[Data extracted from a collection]
[Begin]

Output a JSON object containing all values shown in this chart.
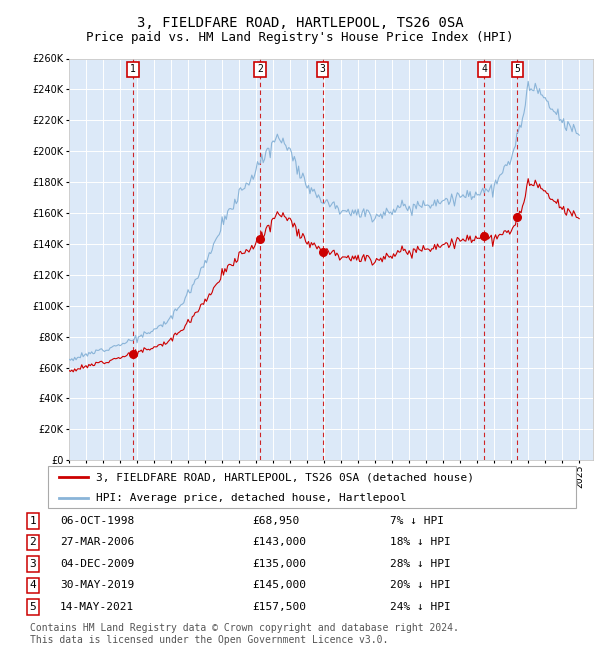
{
  "title": "3, FIELDFARE ROAD, HARTLEPOOL, TS26 0SA",
  "subtitle": "Price paid vs. HM Land Registry's House Price Index (HPI)",
  "ylim": [
    0,
    260000
  ],
  "yticks": [
    0,
    20000,
    40000,
    60000,
    80000,
    100000,
    120000,
    140000,
    160000,
    180000,
    200000,
    220000,
    240000,
    260000
  ],
  "background_color": "#dce9f8",
  "grid_color": "#ffffff",
  "legend_line1": "3, FIELDFARE ROAD, HARTLEPOOL, TS26 0SA (detached house)",
  "legend_line2": "HPI: Average price, detached house, Hartlepool",
  "transactions": [
    {
      "num": 1,
      "date": "06-OCT-1998",
      "price": 68950,
      "pct": "7%",
      "dir": "↓",
      "year": 1998.77
    },
    {
      "num": 2,
      "date": "27-MAR-2006",
      "price": 143000,
      "pct": "18%",
      "dir": "↓",
      "year": 2006.24
    },
    {
      "num": 3,
      "date": "04-DEC-2009",
      "price": 135000,
      "pct": "28%",
      "dir": "↓",
      "year": 2009.92
    },
    {
      "num": 4,
      "date": "30-MAY-2019",
      "price": 145000,
      "pct": "20%",
      "dir": "↓",
      "year": 2019.41
    },
    {
      "num": 5,
      "date": "14-MAY-2021",
      "price": 157500,
      "pct": "24%",
      "dir": "↓",
      "year": 2021.37
    }
  ],
  "footer": "Contains HM Land Registry data © Crown copyright and database right 2024.\nThis data is licensed under the Open Government Licence v3.0.",
  "hpi_color": "#8ab4d8",
  "price_color": "#cc0000",
  "marker_box_color": "#cc0000",
  "vline_color": "#cc0000",
  "title_fontsize": 10,
  "subtitle_fontsize": 9,
  "tick_fontsize": 7,
  "legend_fontsize": 8,
  "table_fontsize": 8,
  "footer_fontsize": 7,
  "hpi_control_x": [
    1995,
    1996,
    1997,
    1998,
    1999,
    2000,
    2001,
    2002,
    2003,
    2004,
    2005,
    2006,
    2007,
    2007.5,
    2008,
    2009,
    2010,
    2011,
    2012,
    2013,
    2014,
    2015,
    2016,
    2017,
    2018,
    2019,
    2020,
    2021,
    2021.5,
    2022,
    2022.5,
    2023,
    2024,
    2025
  ],
  "hpi_control_y": [
    65000,
    68000,
    72000,
    75000,
    79000,
    84000,
    92000,
    108000,
    128000,
    152000,
    172000,
    188000,
    205000,
    210000,
    200000,
    178000,
    168000,
    163000,
    160000,
    158000,
    162000,
    164000,
    166000,
    168000,
    170000,
    173000,
    176000,
    195000,
    215000,
    238000,
    242000,
    232000,
    218000,
    212000
  ],
  "noise_seed": 12,
  "noise_scale": 0.012
}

[End]

### Task goal
Note every line above where the string "detached" shows up, and copy those lines.

### Result of this exercise
  "legend_line1": "3, FIELDFARE ROAD, HARTLEPOOL, TS26 0SA (detached house)",
  "legend_line2": "HPI: Average price, detached house, Hartlepool",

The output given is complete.